Problem description -
Locate the string "http" throughout the material and copy every line in which it occurs.

Raw records
——

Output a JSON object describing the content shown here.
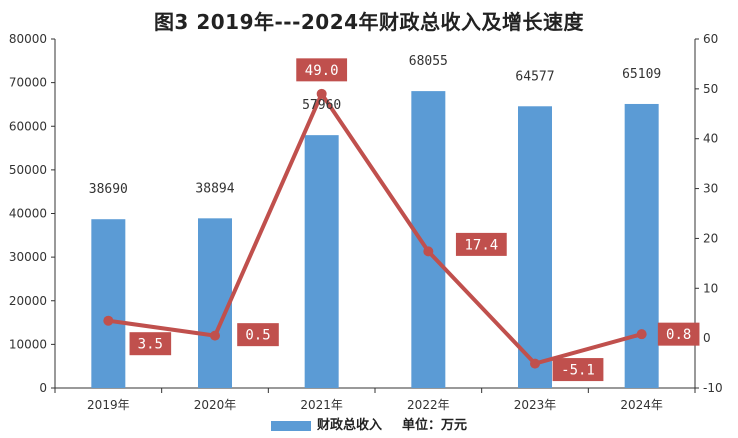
{
  "chart_data": {
    "type": "bar",
    "title": "图3   2019年---2024年财政总收入及增长速度",
    "categories": [
      "2019年",
      "2020年",
      "2021年",
      "2022年",
      "2023年",
      "2024年"
    ],
    "series": [
      {
        "name": "财政总收入",
        "type": "bar",
        "axis": "left",
        "color": "#5b9bd5",
        "values": [
          38690,
          38894,
          57960,
          68055,
          64577,
          65109
        ]
      },
      {
        "name": "增长速度",
        "type": "line",
        "axis": "right",
        "color": "#c0504d",
        "values": [
          3.5,
          0.5,
          49.0,
          17.4,
          -5.1,
          0.8
        ],
        "labels": [
          "3.5",
          "0.5",
          "49.0",
          "17.4",
          "-5.1",
          "0.8"
        ]
      }
    ],
    "y_left": {
      "min": 0,
      "max": 80000,
      "step": 10000,
      "ticks": [
        "0",
        "10000",
        "20000",
        "30000",
        "40000",
        "50000",
        "60000",
        "70000",
        "80000"
      ]
    },
    "y_right": {
      "min": -10,
      "max": 60,
      "step": 10,
      "ticks": [
        "-10",
        "0",
        "10",
        "20",
        "30",
        "40",
        "50",
        "60"
      ]
    },
    "legend": {
      "label": "财政总收入",
      "unit": "单位：万元"
    }
  }
}
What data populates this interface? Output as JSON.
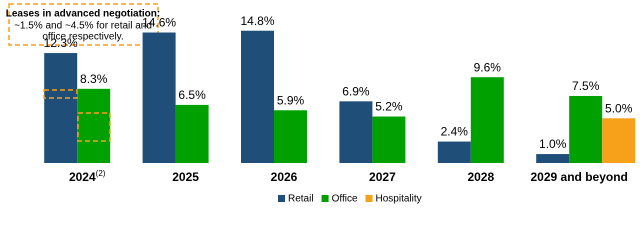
{
  "chart_data": {
    "type": "bar",
    "categories": [
      "2024",
      "2025",
      "2026",
      "2027",
      "2028",
      "2029 and beyond"
    ],
    "category_footnote": {
      "index": 0,
      "text": "(2)"
    },
    "series": [
      {
        "name": "Retail",
        "color": "#1f4e79",
        "values": [
          12.3,
          14.6,
          14.8,
          6.9,
          2.4,
          1.0
        ],
        "value_labels": [
          "12.3%",
          "14.6%",
          "14.8%",
          "6.9%",
          "2.4%",
          "1.0%"
        ]
      },
      {
        "name": "Office",
        "color": "#00a000",
        "values": [
          8.3,
          6.5,
          5.9,
          5.2,
          9.6,
          7.5
        ],
        "value_labels": [
          "8.3%",
          "6.5%",
          "5.9%",
          "5.2%",
          "9.6%",
          "7.5%"
        ]
      },
      {
        "name": "Hospitality",
        "color": "#f7a11a",
        "values": [
          null,
          null,
          null,
          null,
          null,
          5.0
        ],
        "value_labels": [
          null,
          null,
          null,
          null,
          null,
          "5.0%"
        ]
      }
    ],
    "ylim": [
      0,
      16
    ],
    "annotation": {
      "title": "Leases in advanced negotiation:",
      "lines": [
        "~1.5% and ~4.5% for retail and",
        "office respectively."
      ]
    }
  }
}
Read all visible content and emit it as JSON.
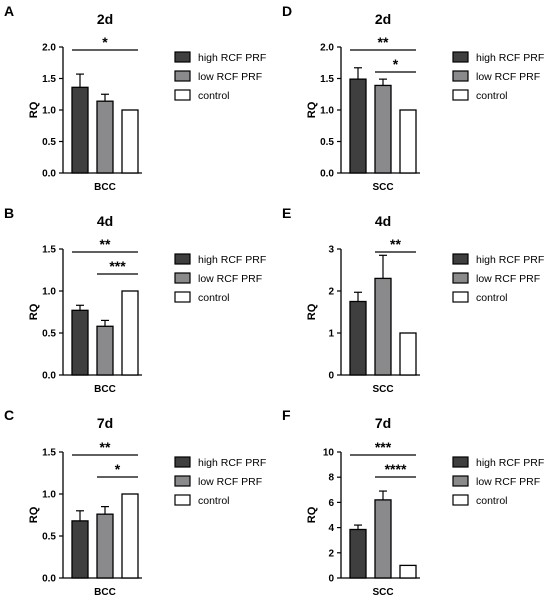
{
  "legend_labels": [
    "high RCF PRF",
    "low RCF PRF",
    "control"
  ],
  "colors": {
    "high": "#3f3f3f",
    "low": "#8a8a8c",
    "control": "#ffffff",
    "axis": "#000000"
  },
  "chart_data": [
    {
      "type": "bar",
      "panel_label": "A",
      "title": "2d",
      "categories": [
        "high RCF PRF",
        "low RCF PRF",
        "control"
      ],
      "values": [
        1.36,
        1.14,
        1.0
      ],
      "errors": [
        0.21,
        0.11,
        0
      ],
      "xlabel": "BCC",
      "ylabel": "RQ",
      "ylim": [
        0,
        2.0
      ],
      "yticks": [
        "0.0",
        "0.5",
        "1.0",
        "1.5",
        "2.0"
      ],
      "significance": [
        {
          "from": 0,
          "to": 2,
          "label": "*"
        }
      ],
      "legend": "right",
      "grid": false
    },
    {
      "type": "bar",
      "panel_label": "B",
      "title": "4d",
      "categories": [
        "high RCF PRF",
        "low RCF PRF",
        "control"
      ],
      "values": [
        0.77,
        0.58,
        1.0
      ],
      "errors": [
        0.06,
        0.07,
        0
      ],
      "xlabel": "BCC",
      "ylabel": "RQ",
      "ylim": [
        0,
        1.5
      ],
      "yticks": [
        "0.0",
        "0.5",
        "1.0",
        "1.5"
      ],
      "significance": [
        {
          "from": 0,
          "to": 2,
          "label": "**"
        },
        {
          "from": 1,
          "to": 2,
          "label": "***"
        }
      ],
      "legend": "right",
      "grid": false
    },
    {
      "type": "bar",
      "panel_label": "C",
      "title": "7d",
      "categories": [
        "high RCF PRF",
        "low RCF PRF",
        "control"
      ],
      "values": [
        0.68,
        0.76,
        1.0
      ],
      "errors": [
        0.12,
        0.09,
        0
      ],
      "xlabel": "BCC",
      "ylabel": "RQ",
      "ylim": [
        0,
        1.5
      ],
      "yticks": [
        "0.0",
        "0.5",
        "1.0",
        "1.5"
      ],
      "significance": [
        {
          "from": 0,
          "to": 2,
          "label": "**"
        },
        {
          "from": 1,
          "to": 2,
          "label": "*"
        }
      ],
      "legend": "right",
      "grid": false
    },
    {
      "type": "bar",
      "panel_label": "D",
      "title": "2d",
      "categories": [
        "high RCF PRF",
        "low RCF PRF",
        "control"
      ],
      "values": [
        1.49,
        1.39,
        1.0
      ],
      "errors": [
        0.18,
        0.1,
        0
      ],
      "xlabel": "SCC",
      "ylabel": "RQ",
      "ylim": [
        0,
        2.0
      ],
      "yticks": [
        "0.0",
        "0.5",
        "1.0",
        "1.5",
        "2.0"
      ],
      "significance": [
        {
          "from": 0,
          "to": 2,
          "label": "**"
        },
        {
          "from": 1,
          "to": 2,
          "label": "*"
        }
      ],
      "legend": "right",
      "grid": false
    },
    {
      "type": "bar",
      "panel_label": "E",
      "title": "4d",
      "categories": [
        "high RCF PRF",
        "low RCF PRF",
        "control"
      ],
      "values": [
        1.75,
        2.3,
        1.0
      ],
      "errors": [
        0.22,
        0.55,
        0
      ],
      "xlabel": "SCC",
      "ylabel": "RQ",
      "ylim": [
        0,
        3
      ],
      "yticks": [
        "0",
        "1",
        "2",
        "3"
      ],
      "significance": [
        {
          "from": 1,
          "to": 2,
          "label": "**"
        }
      ],
      "legend": "right",
      "grid": false
    },
    {
      "type": "bar",
      "panel_label": "F",
      "title": "7d",
      "categories": [
        "high RCF PRF",
        "low RCF PRF",
        "control"
      ],
      "values": [
        3.85,
        6.2,
        1.0
      ],
      "errors": [
        0.35,
        0.7,
        0
      ],
      "xlabel": "SCC",
      "ylabel": "RQ",
      "ylim": [
        0,
        10
      ],
      "yticks": [
        "0",
        "2",
        "4",
        "6",
        "8",
        "10"
      ],
      "significance": [
        {
          "from": 0,
          "to": 2,
          "label": "***"
        },
        {
          "from": 1,
          "to": 2,
          "label": "****"
        }
      ],
      "legend": "right",
      "grid": false
    }
  ]
}
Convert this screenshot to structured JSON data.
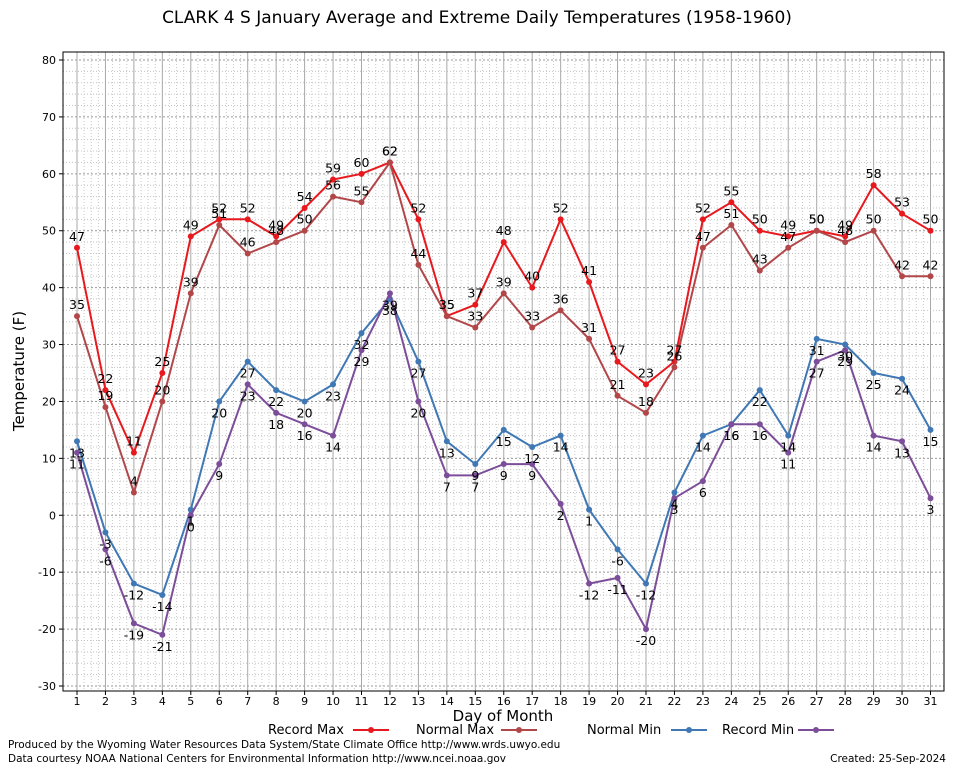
{
  "chart_data": {
    "type": "line",
    "title": "CLARK 4 S January Average and Extreme Daily Temperatures (1958-1960)",
    "xlabel": "Day of Month",
    "ylabel": "Temperature (F)",
    "ylim": [
      -30,
      80
    ],
    "ytick_step": 10,
    "grid": true,
    "legend_position": "bottom",
    "categories": [
      "1",
      "2",
      "3",
      "4",
      "5",
      "6",
      "7",
      "8",
      "9",
      "10",
      "11",
      "12",
      "13",
      "14",
      "15",
      "16",
      "17",
      "18",
      "19",
      "20",
      "21",
      "22",
      "23",
      "24",
      "25",
      "26",
      "27",
      "28",
      "29",
      "30",
      "31"
    ],
    "series": [
      {
        "name": "Record Max",
        "color": "#e8191e",
        "values": [
          47,
          22,
          11,
          25,
          49,
          52,
          52,
          49,
          54,
          59,
          60,
          62,
          52,
          35,
          37,
          48,
          40,
          52,
          41,
          27,
          23,
          27,
          52,
          55,
          50,
          49,
          50,
          49,
          58,
          53,
          50
        ],
        "label_pos": "above"
      },
      {
        "name": "Normal Max",
        "color": "#b2474a",
        "values": [
          35,
          19,
          4,
          20,
          39,
          51,
          46,
          48,
          50,
          56,
          55,
          62,
          44,
          35,
          33,
          39,
          33,
          36,
          31,
          21,
          18,
          26,
          47,
          51,
          43,
          47,
          50,
          48,
          50,
          42,
          42
        ],
        "label_pos": "above"
      },
      {
        "name": "Normal Min",
        "color": "#3f78b5",
        "values": [
          13,
          -3,
          -12,
          -14,
          1,
          20,
          27,
          22,
          20,
          23,
          32,
          38,
          27,
          13,
          9,
          15,
          12,
          14,
          1,
          -6,
          -12,
          4,
          14,
          16,
          22,
          14,
          31,
          30,
          25,
          24,
          15
        ],
        "label_pos": "below"
      },
      {
        "name": "Record Min",
        "color": "#7c4e9a",
        "values": [
          11,
          -6,
          -19,
          -21,
          0,
          9,
          23,
          18,
          16,
          14,
          29,
          39,
          20,
          7,
          7,
          9,
          9,
          2,
          -12,
          -11,
          -20,
          3,
          6,
          16,
          16,
          11,
          27,
          29,
          14,
          13,
          3
        ],
        "label_pos": "below"
      }
    ]
  },
  "footer": {
    "credit_line1": "Produced by the Wyoming Water Resources Data System/State Climate Office http://www.wrds.uwyo.edu",
    "credit_line2": "Data courtesy NOAA National Centers for Environmental Information http://www.ncei.noaa.gov",
    "created": "Created:  25-Sep-2024"
  }
}
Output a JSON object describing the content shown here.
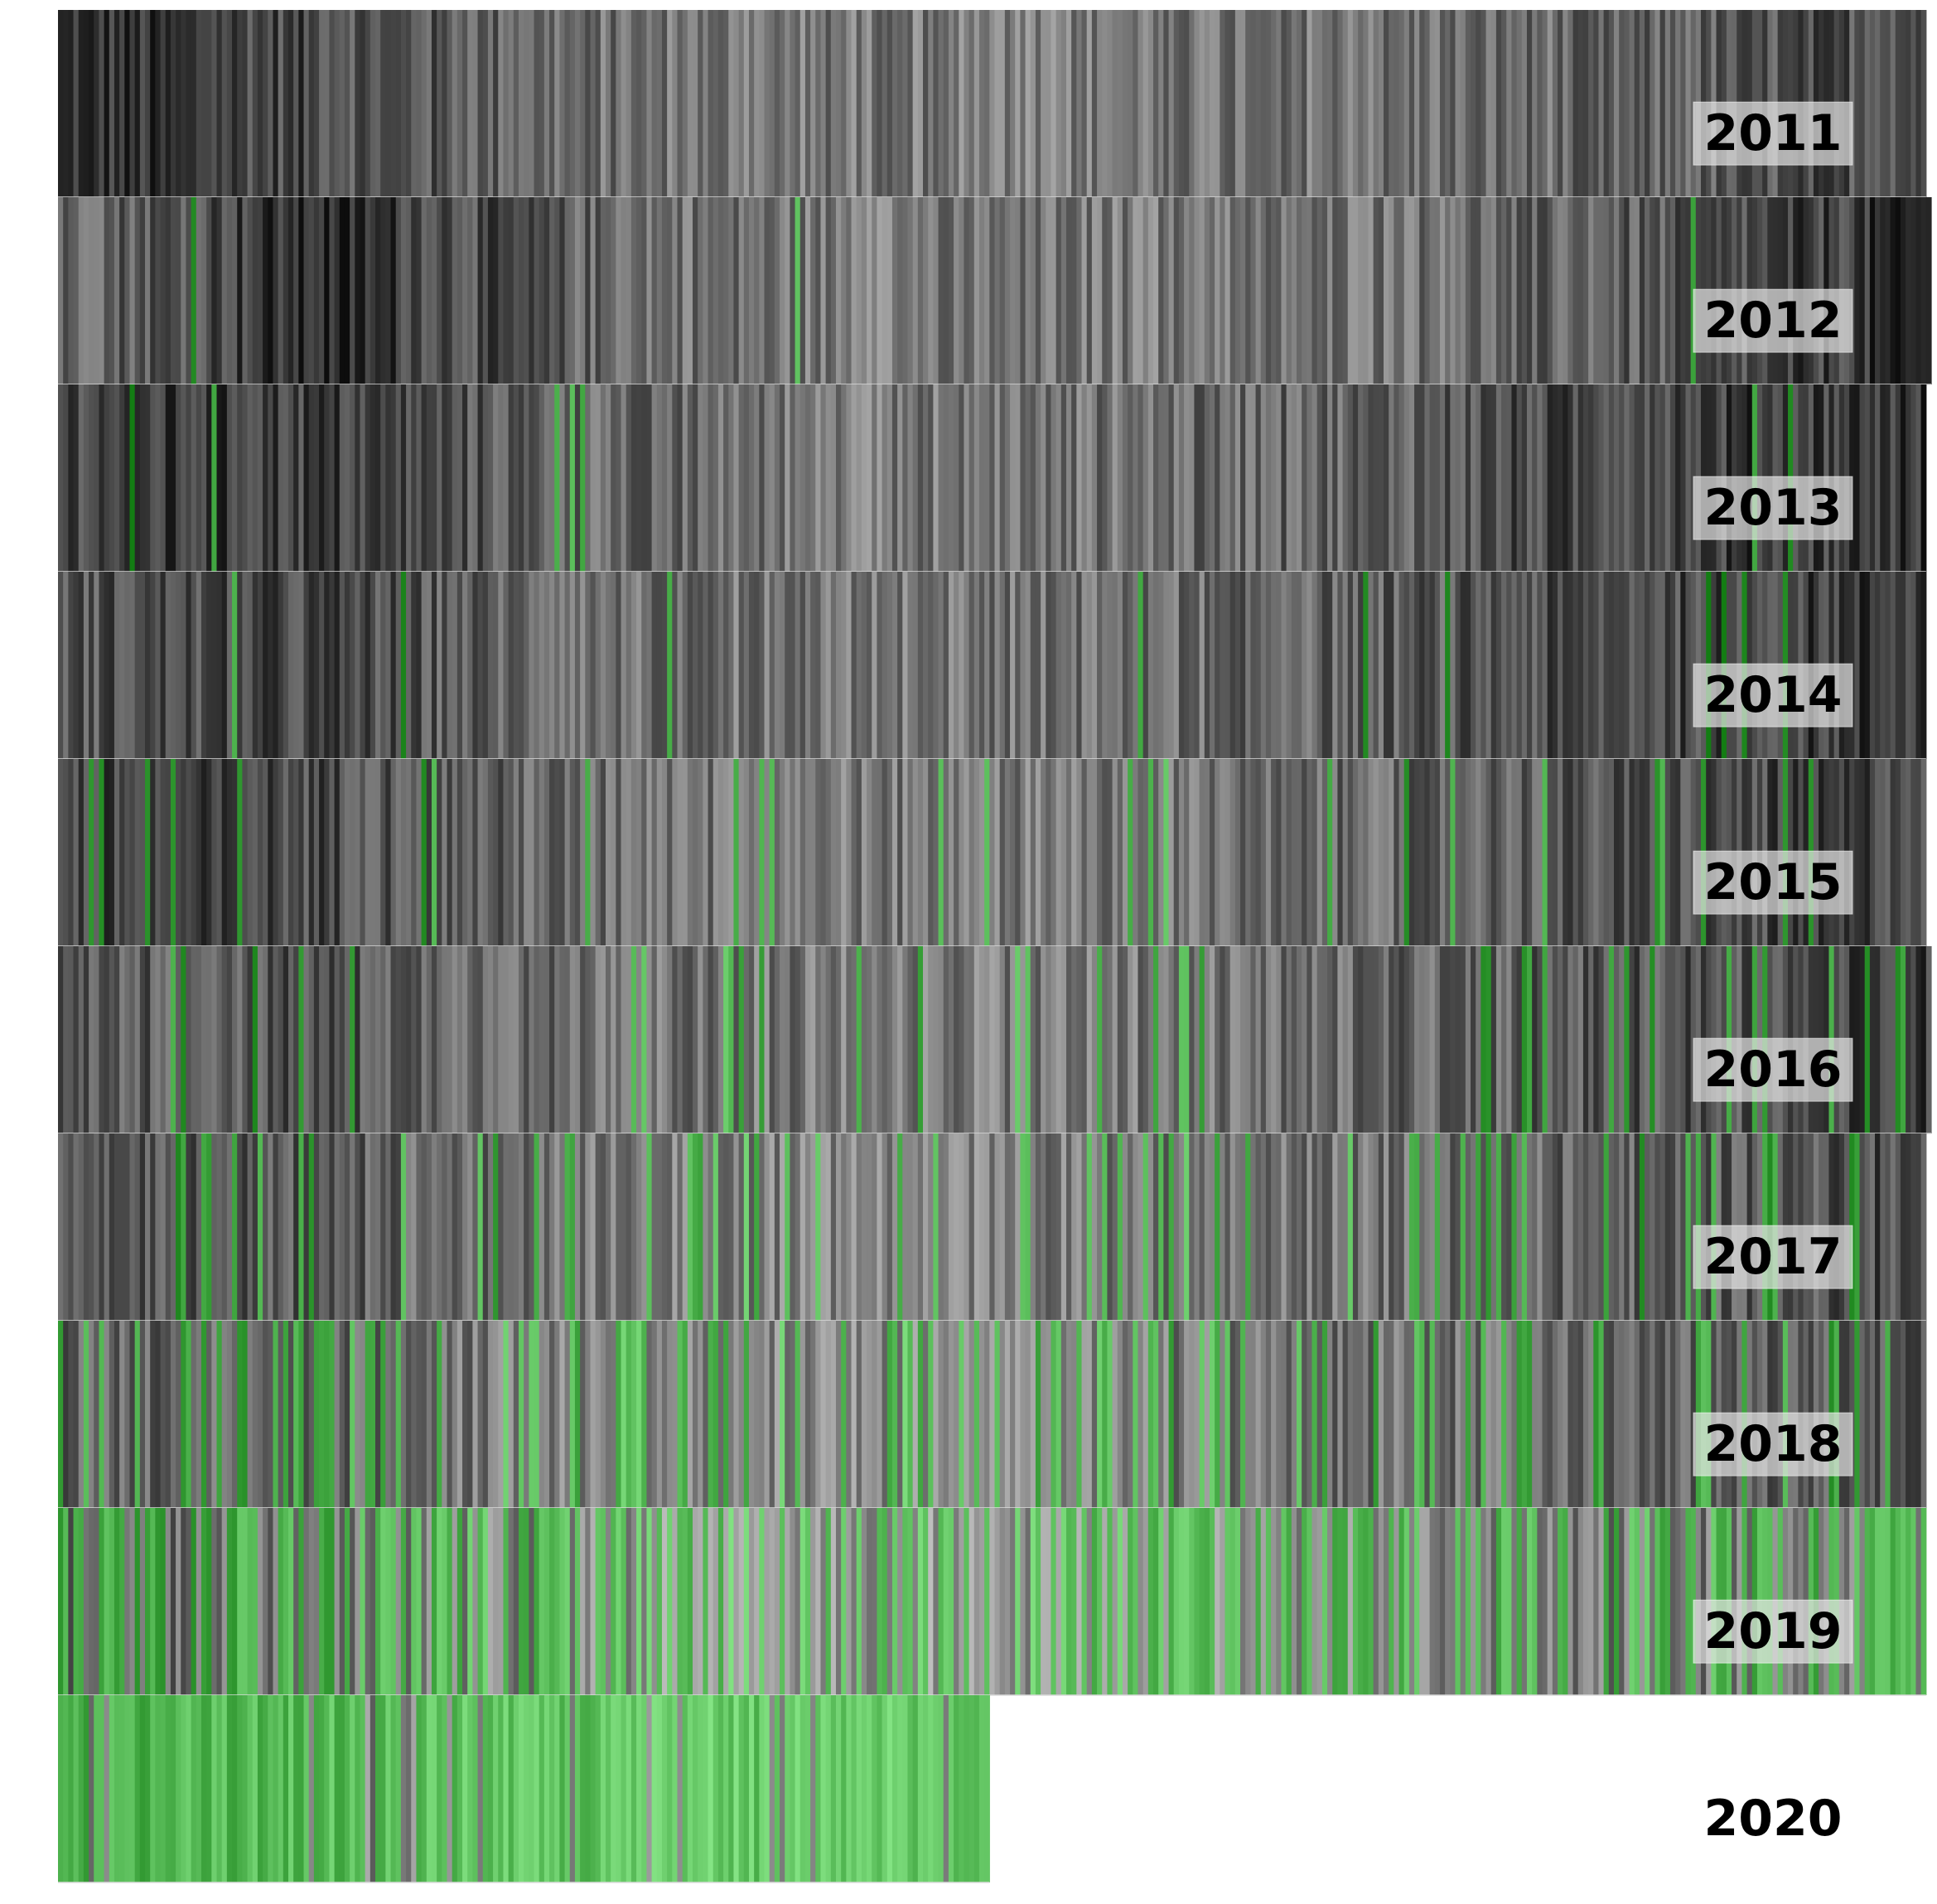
{
  "chart_data": {
    "type": "heatmap",
    "title": "",
    "xlabel": "",
    "ylabel": "",
    "rows": [
      "2011",
      "2012",
      "2013",
      "2014",
      "2015",
      "2016",
      "2017",
      "2018",
      "2019",
      "2020"
    ],
    "days_per_row": [
      365,
      366,
      365,
      365,
      365,
      366,
      365,
      365,
      365,
      182
    ],
    "colors": {
      "background": "#ffffff",
      "label_text": "#000000",
      "label_box": "#e6e6e6",
      "gray_dark": "#0d0d0d",
      "gray_light": "#d2d2d2",
      "green_dark": "#137d13",
      "green_light": "#90ee90"
    },
    "green_share_per_row": [
      0.0,
      0.003,
      0.01,
      0.03,
      0.06,
      0.08,
      0.14,
      0.25,
      0.48,
      0.85
    ],
    "darkness_profile": {
      "2011": [
        0.82,
        0.7,
        0.5,
        0.45,
        0.45,
        0.5,
        0.55,
        0.75
      ],
      "2012": [
        0.55,
        0.85,
        0.55,
        0.45,
        0.45,
        0.5,
        0.6,
        0.85
      ],
      "2013": [
        0.75,
        0.75,
        0.55,
        0.45,
        0.5,
        0.6,
        0.75,
        0.8
      ],
      "2014": [
        0.65,
        0.7,
        0.5,
        0.45,
        0.5,
        0.6,
        0.7,
        0.8
      ],
      "2015": [
        0.7,
        0.7,
        0.5,
        0.45,
        0.45,
        0.55,
        0.65,
        0.75
      ],
      "2016": [
        0.6,
        0.65,
        0.5,
        0.45,
        0.45,
        0.55,
        0.65,
        0.75
      ],
      "2017": [
        0.7,
        0.6,
        0.45,
        0.4,
        0.45,
        0.5,
        0.6,
        0.7
      ],
      "2018": [
        0.6,
        0.55,
        0.4,
        0.35,
        0.45,
        0.5,
        0.55,
        0.6
      ],
      "2019": [
        0.55,
        0.5,
        0.35,
        0.3,
        0.35,
        0.4,
        0.45,
        0.5
      ],
      "2020": [
        0.5,
        0.4,
        0.3,
        0.3
      ]
    }
  }
}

——

Final answer -
    "credit_line1": "Produced by the Wyoming Water Resources Data System/State Climate Office http://www.wrds.uwyo.edu",
    "credit_line2": "Data courtesy NOAA National Centers for Environmental Information http://www.ncei.noaa.gov",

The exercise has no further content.